Quote, without change, all of the lines that follow.

*Supplied material*:
+--

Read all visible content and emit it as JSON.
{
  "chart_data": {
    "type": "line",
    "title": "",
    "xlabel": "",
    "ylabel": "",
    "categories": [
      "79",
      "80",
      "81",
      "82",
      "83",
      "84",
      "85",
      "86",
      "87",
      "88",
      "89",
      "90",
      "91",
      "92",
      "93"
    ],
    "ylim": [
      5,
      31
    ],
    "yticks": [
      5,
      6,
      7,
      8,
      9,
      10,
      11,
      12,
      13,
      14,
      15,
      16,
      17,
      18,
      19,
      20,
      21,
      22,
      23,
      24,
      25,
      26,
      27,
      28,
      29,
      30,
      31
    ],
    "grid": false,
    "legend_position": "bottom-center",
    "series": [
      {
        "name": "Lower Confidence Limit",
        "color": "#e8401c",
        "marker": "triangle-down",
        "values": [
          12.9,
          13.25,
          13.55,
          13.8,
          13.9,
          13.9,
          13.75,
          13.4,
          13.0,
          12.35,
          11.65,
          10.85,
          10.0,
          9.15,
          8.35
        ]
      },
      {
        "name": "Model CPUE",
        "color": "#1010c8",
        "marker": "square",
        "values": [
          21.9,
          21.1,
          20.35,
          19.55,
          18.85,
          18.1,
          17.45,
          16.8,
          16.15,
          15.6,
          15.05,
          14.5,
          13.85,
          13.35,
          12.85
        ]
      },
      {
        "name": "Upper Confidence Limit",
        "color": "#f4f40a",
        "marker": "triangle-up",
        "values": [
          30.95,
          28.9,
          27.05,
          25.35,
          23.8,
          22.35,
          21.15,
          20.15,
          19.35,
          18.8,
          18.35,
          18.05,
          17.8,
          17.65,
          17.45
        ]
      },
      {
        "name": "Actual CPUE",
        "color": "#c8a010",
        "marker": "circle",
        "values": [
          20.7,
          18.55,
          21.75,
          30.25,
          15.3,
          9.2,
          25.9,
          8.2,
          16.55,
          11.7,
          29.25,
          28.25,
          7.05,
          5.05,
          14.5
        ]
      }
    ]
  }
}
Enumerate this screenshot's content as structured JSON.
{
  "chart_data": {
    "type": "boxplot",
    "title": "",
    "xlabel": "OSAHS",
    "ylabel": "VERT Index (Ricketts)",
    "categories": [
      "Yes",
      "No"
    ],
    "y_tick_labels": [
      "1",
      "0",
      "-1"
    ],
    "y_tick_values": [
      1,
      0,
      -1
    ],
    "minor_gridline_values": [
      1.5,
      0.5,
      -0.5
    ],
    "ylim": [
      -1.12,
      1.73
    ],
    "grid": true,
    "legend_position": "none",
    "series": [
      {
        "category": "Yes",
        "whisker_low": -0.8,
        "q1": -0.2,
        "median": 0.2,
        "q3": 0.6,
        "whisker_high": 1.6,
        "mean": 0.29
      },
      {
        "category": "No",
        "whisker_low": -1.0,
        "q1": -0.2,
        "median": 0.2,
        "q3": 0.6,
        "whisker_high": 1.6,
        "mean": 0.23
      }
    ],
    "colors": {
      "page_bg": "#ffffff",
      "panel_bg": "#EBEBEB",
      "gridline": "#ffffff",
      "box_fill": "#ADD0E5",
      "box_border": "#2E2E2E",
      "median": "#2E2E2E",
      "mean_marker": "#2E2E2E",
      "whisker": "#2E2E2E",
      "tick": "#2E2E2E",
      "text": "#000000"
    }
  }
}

+--

*Response to this exercise*:
Read all visible content and emit it as JSON.
{
  "chart_data": {
    "type": "line",
    "title": "",
    "xlabel": "",
    "ylabel": "",
    "categories": [
      "79",
      "80",
      "81",
      "82",
      "83",
      "84",
      "85",
      "86",
      "87",
      "88",
      "89",
      "90",
      "91",
      "92",
      "93"
    ],
    "ylim": [
      5,
      31
    ],
    "yticks": [
      5,
      6,
      7,
      8,
      9,
      10,
      11,
      12,
      13,
      14,
      15,
      16,
      17,
      18,
      19,
      20,
      21,
      22,
      23,
      24,
      25,
      26,
      27,
      28,
      29,
      30,
      31
    ],
    "grid": false,
    "legend_position": "bottom-center",
    "series": [
      {
        "name": "Lower Confidence Limit",
        "color": "#e8401c",
        "marker": "triangle-down",
        "values": [
          12.9,
          13.25,
          13.55,
          13.8,
          13.9,
          13.9,
          13.75,
          13.4,
          13.0,
          12.35,
          11.65,
          10.85,
          10.0,
          9.15,
          8.35
        ]
      },
      {
        "name": "Model CPUE",
        "color": "#1010c8",
        "marker": "square",
        "values": [
          21.9,
          21.1,
          20.35,
          19.55,
          18.85,
          18.1,
          17.45,
          16.8,
          16.15,
          15.6,
          15.05,
          14.5,
          13.85,
          13.35,
          12.85
        ]
      },
      {
        "name": "Upper Confidence Limit",
        "color": "#f4f40a",
        "marker": "triangle-up",
        "values": [
          30.95,
          28.9,
          27.05,
          25.35,
          23.8,
          22.35,
          21.15,
          20.15,
          19.35,
          18.8,
          18.35,
          18.05,
          17.8,
          17.65,
          17.45
        ]
      },
      {
        "name": "Actual CPUE",
        "color": "#c8a010",
        "marker": "circle",
        "values": [
          20.7,
          18.55,
          21.75,
          30.25,
          15.3,
          9.2,
          25.9,
          8.2,
          16.55,
          11.7,
          29.25,
          28.25,
          7.05,
          5.05,
          14.5
        ]
      }
    ]
  }
}
Enumerate this screenshot's content as structured JSON.
{
  "chart_data": {
    "type": "boxplot",
    "title": "",
    "xlabel": "OSAHS",
    "ylabel": "VERT Index (Ricketts)",
    "categories": [
      "Yes",
      "No"
    ],
    "y_tick_labels": [
      "1",
      "0",
      "-1"
    ],
    "y_tick_values": [
      1,
      0,
      -1
    ],
    "minor_gridline_values": [
      1.5,
      0.5,
      -0.5
    ],
    "ylim": [
      -1.12,
      1.73
    ],
    "grid": true,
    "legend_position": "none",
    "series": [
      {
        "category": "Yes",
        "whisker_low": -0.8,
        "q1": -0.2,
        "median": 0.2,
        "q3": 0.6,
        "whisker_high": 1.6,
        "mean": 0.29
      },
      {
        "category": "No",
        "whisker_low": -1.0,
        "q1": -0.2,
        "median": 0.2,
        "q3": 0.6,
        "whisker_high": 1.6,
        "mean": 0.23
      }
    ],
    "colors": {
      "page_bg": "#ffffff",
      "panel_bg": "#EBEBEB",
      "gridline": "#ffffff",
      "box_fill": "#ADD0E5",
      "box_border": "#2E2E2E",
      "median": "#2E2E2E",
      "mean_marker": "#2E2E2E",
      "whisker": "#2E2E2E",
      "tick": "#2E2E2E",
      "text": "#000000"
    }
  }
}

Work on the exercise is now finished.